> _WHAT YOU SHOULD DO_
Pull out every line of the material below that contains the word "this", and copy each one in full.

Rows from a layout dataset:
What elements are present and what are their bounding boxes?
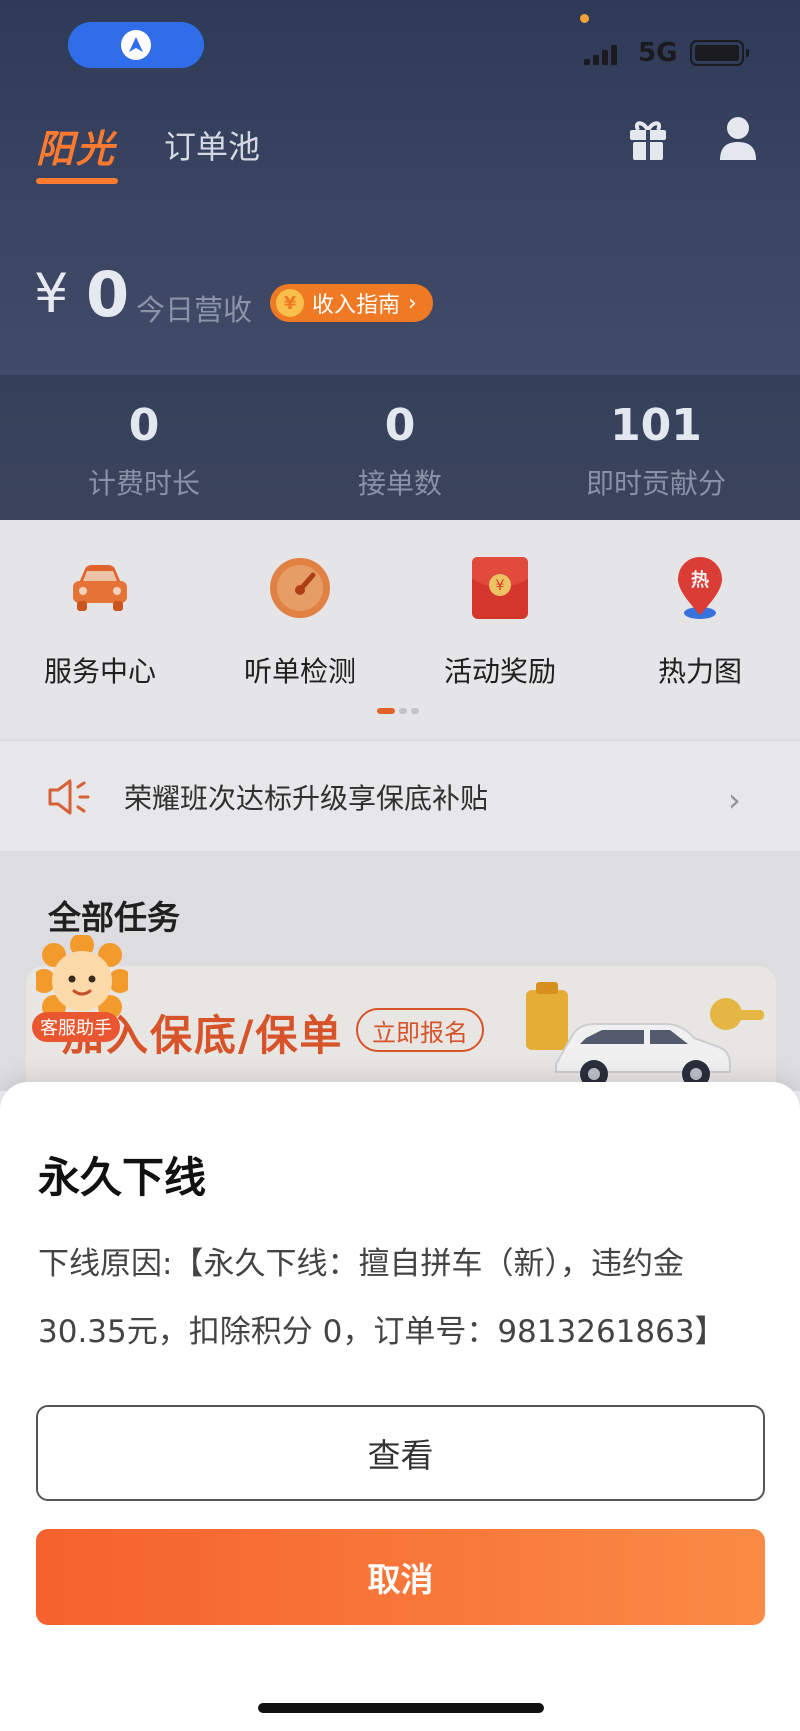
signal-icon [584,43,624,65]
notice-bar[interactable]: 荣耀班次达标升级享保底补贴 › [0,740,800,850]
gauge-icon [268,556,332,620]
network-type: 5G [638,38,678,68]
svg-text:¥: ¥ [496,578,505,594]
today-income-value: 0 [86,258,130,331]
section-title: 全部任务 [48,898,180,937]
task-banner[interactable]: 加入保底/保单 立即报名 [26,966,776,1096]
gift-icon[interactable] [628,118,668,162]
income-guide-button[interactable]: ¥ 收入指南 › [270,284,433,322]
stat-value: 101 [610,400,702,451]
chevron-right-icon: › [728,781,741,819]
battery-icon [690,40,749,66]
car-icon [68,556,132,620]
income-guide-label: 收入指南 [312,293,401,318]
cancel-button[interactable]: 取消 [36,1529,765,1625]
navigation-status-pill[interactable] [68,22,204,68]
grid-item-activity-reward[interactable]: ¥ 活动奖励 [400,556,600,690]
stat-value: 0 [384,400,416,451]
grid-item-service-center[interactable]: 服务中心 [0,556,200,690]
grid-item-label: 服务中心 [43,655,156,688]
chevron-right-icon: › [408,290,417,316]
dashboard-header: 5G 阳光 订单池 ¥ 0 今日营收 ¥ 收入指南 › 0 计费时长 0 接单数… [0,0,800,520]
user-profile-icon[interactable] [718,116,758,162]
red-envelope-icon: ¥ [468,556,532,620]
sheet-title: 永久下线 [38,1153,207,1202]
customer-service-tag[interactable]: 客服助手 [32,1012,120,1042]
stat-label: 即时贡献分 [585,467,726,500]
stat-order-count[interactable]: 0 接单数 [280,400,520,502]
speaker-icon [46,777,92,817]
tab-brand[interactable]: 阳光 [36,118,116,173]
active-tab-indicator [36,178,118,184]
stat-label: 计费时长 [87,467,200,500]
tab-order-pool[interactable]: 订单池 [164,122,260,168]
stat-value: 0 [128,400,160,451]
privacy-indicator-dot [580,14,589,23]
quick-entry-grid: 服务中心 听单检测 ¥ 活动奖励 热 热力图 [0,520,800,738]
navigation-arrow-icon [121,30,151,60]
stat-contribution-score[interactable]: 101 即时贡献分 [536,400,776,502]
heat-pin-icon: 热 [668,556,732,620]
grid-item-listen-check[interactable]: 听单检测 [200,556,400,690]
grid-item-label: 活动奖励 [443,655,556,688]
grid-item-label: 热力图 [657,655,742,688]
today-income-label: 今日营收 [136,293,253,327]
currency-symbol: ¥ [34,262,69,325]
coin-icon: ¥ [276,289,304,317]
sheet-message: 下线原因:【永久下线：擅自拼车（新），违约金30.35元，扣除积分 0，订单号：… [38,1246,726,1350]
signup-button[interactable]: 立即报名 [356,1008,484,1052]
home-indicator[interactable] [258,1703,544,1713]
notice-text: 荣耀班次达标升级享保底补贴 [124,782,489,815]
offline-notice-sheet: 永久下线 下线原因:【永久下线：擅自拼车（新），违约金30.35元，扣除积分 0… [0,1082,800,1731]
page-indicator [377,708,419,714]
car-illustration-icon [516,980,776,1092]
stat-billing-duration[interactable]: 0 计费时长 [24,400,264,502]
grid-item-heat-map[interactable]: 热 热力图 [600,556,800,690]
view-button[interactable]: 查看 [36,1405,765,1501]
svg-text:热: 热 [691,569,709,591]
grid-item-label: 听单检测 [243,655,356,688]
stat-label: 接单数 [357,467,442,500]
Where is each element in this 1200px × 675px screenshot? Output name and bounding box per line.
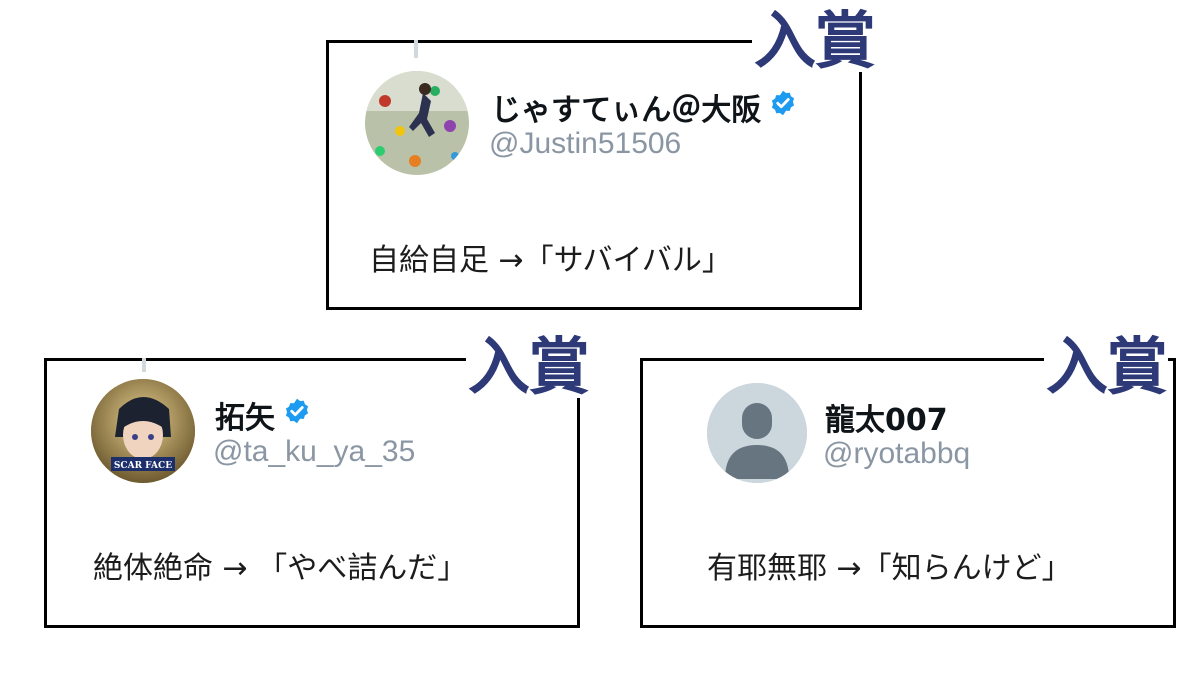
display-name[interactable]: じゃすてぃん＠大阪 <box>491 85 797 129</box>
display-name-text: じゃすてぃん＠大阪 <box>491 93 762 128</box>
user-handle[interactable]: @Justin51506 <box>489 127 681 161</box>
avatar[interactable]: SCAR FACE <box>91 379 195 483</box>
avatar[interactable] <box>707 383 807 483</box>
avatar-image: SCAR FACE <box>91 379 195 483</box>
svg-text:SCAR FACE: SCAR FACE <box>114 461 172 471</box>
display-name[interactable]: 拓矢 <box>215 393 311 437</box>
display-name-text: 拓矢 <box>215 401 275 436</box>
tweet-card-1[interactable]: じゃすてぃん＠大阪 @Justin51506 自給自足 →「サバイバル」 <box>326 40 862 310</box>
verified-badge-icon <box>769 89 797 125</box>
avatar-image <box>365 71 469 175</box>
award-label: 入賞 <box>466 330 590 403</box>
thread-line <box>414 40 418 58</box>
avatar[interactable] <box>365 71 469 175</box>
tweet-text: 絶体絶命 → 「やべ詰んだ」 <box>93 551 468 586</box>
tweet-text: 有耶無耶 →「知らんけど」 <box>707 551 1072 586</box>
display-name-text: 龍太007 <box>825 403 948 438</box>
user-handle[interactable]: @ryotabbq <box>823 437 970 471</box>
default-person-icon <box>707 383 807 483</box>
verified-badge-icon <box>283 397 311 433</box>
award-label: 入賞 <box>752 4 876 77</box>
user-handle[interactable]: @ta_ku_ya_35 <box>213 435 415 469</box>
award-label: 入賞 <box>1044 330 1168 403</box>
tweet-text: 自給自足 →「サバイバル」 <box>369 243 732 278</box>
thread-line <box>142 358 146 372</box>
display-name[interactable]: 龍太007 <box>825 395 948 439</box>
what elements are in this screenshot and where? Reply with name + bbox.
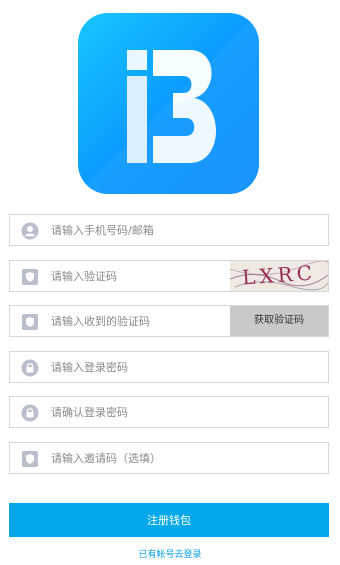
login-link[interactable]: 已有帐号去登录 xyxy=(0,547,340,560)
captcha-field: LXRC xyxy=(9,260,329,292)
get-code-button[interactable]: 获取验证码 xyxy=(230,306,328,336)
shield-icon xyxy=(22,269,38,285)
phone-email-field xyxy=(9,214,329,246)
register-wallet-button[interactable]: 注册钱包 xyxy=(9,503,329,537)
shield-icon xyxy=(22,314,38,330)
sms-code-field: 获取验证码 xyxy=(9,305,329,337)
ib-logo-icon xyxy=(78,13,259,194)
app-logo xyxy=(78,13,259,194)
user-icon xyxy=(21,222,39,240)
captcha-image[interactable]: LXRC xyxy=(230,261,328,291)
sms-code-input[interactable] xyxy=(51,306,196,336)
password-input[interactable] xyxy=(51,352,196,382)
lock-icon xyxy=(21,404,39,422)
invite-code-input[interactable] xyxy=(51,443,196,473)
confirm-password-input[interactable] xyxy=(51,397,196,427)
invite-code-field xyxy=(9,442,329,474)
password-field xyxy=(9,351,329,383)
lock-icon xyxy=(21,359,39,377)
confirm-password-field xyxy=(9,396,329,428)
shield-icon xyxy=(22,451,38,467)
phone-email-input[interactable] xyxy=(51,215,196,245)
captcha-input[interactable] xyxy=(51,261,196,291)
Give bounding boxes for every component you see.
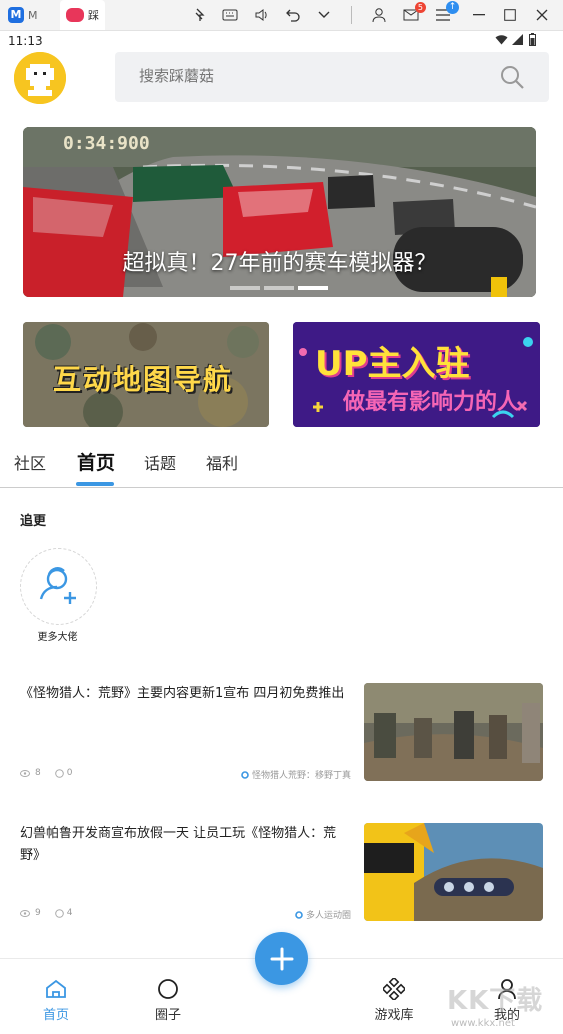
search-input[interactable]	[137, 66, 481, 86]
views-count: 9	[35, 908, 41, 918]
create-post-button[interactable]	[255, 932, 308, 985]
nav-game-library[interactable]: 游戏库	[359, 977, 429, 1023]
card-up-subtitle: 做最有影响力的人	[343, 390, 520, 415]
article-card[interactable]: 幻兽帕鲁开发商宣布放假一天 让员工玩《怪物猎人：荒野》 9 4 多人运动圈	[0, 823, 563, 923]
wifi-icon	[495, 34, 508, 48]
nav-circles[interactable]: 圈子	[133, 977, 203, 1023]
mail-icon[interactable]: 5	[401, 2, 426, 25]
tab-app-2[interactable]: 踩	[60, 0, 105, 30]
menu-icon[interactable]: ↑	[433, 1, 459, 25]
game-app-icon	[66, 8, 84, 22]
article-tag[interactable]: 怪物猎人荒野：移野丁真	[241, 768, 351, 781]
watermark-text: KK下载	[447, 986, 544, 1016]
search-icon[interactable]	[499, 64, 525, 94]
titlebar-divider	[351, 6, 352, 24]
more-creators-button[interactable]	[20, 548, 97, 625]
status-bar: 11:13	[0, 31, 563, 51]
gamepad-icon	[359, 977, 429, 1001]
follow-section-title: 追更	[20, 514, 47, 529]
banner-indicator	[230, 286, 328, 290]
mail-badge: 5	[414, 2, 426, 13]
update-icon: ↑	[446, 1, 459, 14]
banner-hud-text: 0:34:900	[63, 133, 150, 154]
article-card[interactable]: 《怪物猎人：荒野》主要内容更新1宣布 四月初免费推出 8 0 怪物猎人荒野：移野…	[0, 683, 563, 783]
article-stats: 8 0	[20, 768, 72, 778]
search-box[interactable]	[115, 52, 549, 102]
views-stat: 9	[20, 908, 41, 918]
banner-dot-3[interactable]	[298, 286, 328, 290]
article-thumbnail[interactable]	[364, 823, 543, 921]
article-title[interactable]: 《怪物猎人：荒野》主要内容更新1宣布 四月初免费推出	[20, 683, 350, 705]
home-icon	[21, 977, 91, 1001]
tag-ring-icon	[295, 910, 303, 919]
minimize-icon[interactable]	[469, 5, 489, 25]
plus-icon	[270, 947, 293, 970]
article-tag-label: 多人运动圈	[305, 911, 351, 921]
comment-icon	[54, 908, 64, 918]
card-interactive-map-label: 互动地图导航	[53, 363, 234, 396]
comments-stat: 4	[54, 908, 73, 918]
volume-icon[interactable]	[252, 5, 272, 25]
article-stats: 9 4	[20, 908, 72, 918]
eye-icon	[20, 909, 30, 917]
undo-icon[interactable]	[283, 5, 303, 25]
tag-ring-icon	[241, 770, 249, 779]
comment-icon	[54, 768, 64, 778]
site-watermark: KK下载 www.kkx.net	[447, 980, 563, 1033]
tab-app-1[interactable]: M M	[8, 0, 38, 30]
section-tabs: 社区 首页 话题 福利	[0, 440, 563, 488]
account-icon[interactable]	[369, 5, 389, 25]
user-avatar[interactable]	[14, 52, 66, 104]
nav-circles-label: 圈子	[154, 1008, 181, 1023]
tab-topics[interactable]: 话题	[144, 450, 176, 474]
battery-icon	[529, 33, 536, 49]
active-tab-indicator	[76, 482, 114, 486]
add-user-icon	[39, 566, 76, 604]
article-tag[interactable]: 多人运动圈	[295, 908, 351, 921]
pin-icon[interactable]	[190, 5, 210, 25]
hero-banner[interactable]: 0:34:900 超拟真！27年前的赛车模拟器？	[23, 127, 536, 297]
tab-community[interactable]: 社区	[14, 450, 46, 474]
circle-icon	[133, 977, 203, 1001]
banner-dot-1[interactable]	[230, 286, 260, 290]
maximize-icon[interactable]	[500, 5, 520, 25]
more-creators-label: 更多大佬	[37, 632, 78, 643]
comments-count: 4	[66, 908, 73, 918]
card-up-join[interactable]: UP主入驻 做最有影响力的人	[293, 322, 540, 427]
window-titlebar: M M 踩 5 ↑	[0, 0, 563, 31]
tab-welfare[interactable]: 福利	[206, 450, 238, 474]
nav-home-label: 首页	[42, 1008, 69, 1023]
article-tag-label: 怪物猎人荒野：移野丁真	[251, 771, 351, 781]
eye-icon	[20, 769, 30, 777]
close-icon[interactable]	[532, 5, 552, 25]
article-thumbnail[interactable]	[364, 683, 543, 781]
tab-app-2-label: 踩	[88, 9, 99, 22]
app-header	[0, 52, 563, 108]
comments-stat: 0	[54, 768, 73, 778]
comments-count: 0	[66, 768, 73, 778]
views-stat: 8	[20, 768, 41, 778]
app-icon: M	[8, 7, 24, 23]
chevron-down-icon[interactable]	[314, 5, 334, 25]
article-title[interactable]: 幻兽帕鲁开发商宣布放假一天 让员工玩《怪物猎人：荒野》	[20, 823, 350, 867]
tab-home[interactable]: 首页	[77, 448, 115, 475]
nav-game-library-label: 游戏库	[374, 1008, 414, 1023]
views-count: 8	[35, 768, 41, 778]
nav-home[interactable]: 首页	[21, 977, 91, 1023]
palworld-image	[364, 823, 543, 921]
banner-caption: 超拟真！27年前的赛车模拟器？	[122, 251, 437, 276]
watermark-url: www.kkx.net	[451, 1018, 515, 1029]
status-time: 11:13	[8, 34, 43, 48]
monster-hunter-image	[364, 683, 543, 781]
signal-icon	[512, 34, 523, 48]
card-interactive-map[interactable]: 互动地图导航	[23, 322, 269, 427]
banner-dot-2[interactable]	[264, 286, 294, 290]
card-up-title: UP主入驻	[315, 344, 470, 384]
tab-app-1-label: M	[28, 8, 38, 22]
keyboard-icon[interactable]	[220, 5, 240, 25]
avatar-pixel-icon	[14, 52, 66, 104]
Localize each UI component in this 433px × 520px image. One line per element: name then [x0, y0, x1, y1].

> _OUTPUT_
Where is each element in this 1200px × 675px screenshot? Output name and bounding box per line.
what elements are in this screenshot and where? Reply with name + bbox.
Localize each UI component in this 433px × 520px image. One line per element: name then [x0, y0, x1, y1].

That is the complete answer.